--- START Given data ---

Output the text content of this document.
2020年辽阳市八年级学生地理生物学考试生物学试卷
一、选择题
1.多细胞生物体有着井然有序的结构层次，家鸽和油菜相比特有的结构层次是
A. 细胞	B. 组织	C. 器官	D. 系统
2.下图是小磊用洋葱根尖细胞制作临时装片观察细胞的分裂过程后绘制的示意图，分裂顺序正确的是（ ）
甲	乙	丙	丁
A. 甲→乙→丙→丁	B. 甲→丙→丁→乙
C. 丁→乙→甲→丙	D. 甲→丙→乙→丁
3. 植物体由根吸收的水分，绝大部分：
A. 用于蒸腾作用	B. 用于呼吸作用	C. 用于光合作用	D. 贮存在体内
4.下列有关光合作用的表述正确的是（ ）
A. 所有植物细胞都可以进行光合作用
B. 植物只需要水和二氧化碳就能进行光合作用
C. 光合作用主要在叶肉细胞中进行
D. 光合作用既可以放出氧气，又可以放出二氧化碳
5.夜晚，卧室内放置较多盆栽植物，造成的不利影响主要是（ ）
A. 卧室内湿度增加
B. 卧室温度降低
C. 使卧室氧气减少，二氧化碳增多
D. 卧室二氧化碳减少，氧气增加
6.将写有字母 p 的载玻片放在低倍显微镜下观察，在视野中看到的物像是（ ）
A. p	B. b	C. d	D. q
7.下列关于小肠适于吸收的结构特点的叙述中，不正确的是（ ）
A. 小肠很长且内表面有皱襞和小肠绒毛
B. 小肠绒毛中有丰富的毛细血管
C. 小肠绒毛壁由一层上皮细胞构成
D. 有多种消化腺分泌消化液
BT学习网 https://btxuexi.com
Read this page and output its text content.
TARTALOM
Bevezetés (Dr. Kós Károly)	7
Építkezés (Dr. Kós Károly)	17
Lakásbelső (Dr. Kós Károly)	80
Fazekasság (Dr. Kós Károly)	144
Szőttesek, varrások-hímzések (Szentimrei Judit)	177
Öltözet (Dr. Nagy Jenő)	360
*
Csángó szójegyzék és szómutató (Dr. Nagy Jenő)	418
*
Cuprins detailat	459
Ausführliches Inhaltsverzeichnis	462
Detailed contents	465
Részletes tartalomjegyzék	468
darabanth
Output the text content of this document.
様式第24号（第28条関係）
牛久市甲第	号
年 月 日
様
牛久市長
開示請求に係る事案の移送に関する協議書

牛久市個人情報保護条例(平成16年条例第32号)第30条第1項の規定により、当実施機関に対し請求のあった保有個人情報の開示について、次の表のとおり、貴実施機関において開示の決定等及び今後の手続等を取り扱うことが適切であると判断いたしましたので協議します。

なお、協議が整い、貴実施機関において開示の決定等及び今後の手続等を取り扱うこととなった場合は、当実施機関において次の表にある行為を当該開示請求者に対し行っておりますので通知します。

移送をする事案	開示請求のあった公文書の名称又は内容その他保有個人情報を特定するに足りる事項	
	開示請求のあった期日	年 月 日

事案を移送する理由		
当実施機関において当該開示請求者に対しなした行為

--- END Given data ---

- **Aim of the task**
Show the lines of the records that contain the word "Jenő".

- **Solved problem**
Öltözet (Dr. Nagy Jenő)	360
Csángó szójegyzék és szómutató (Dr. Nagy Jenő)	418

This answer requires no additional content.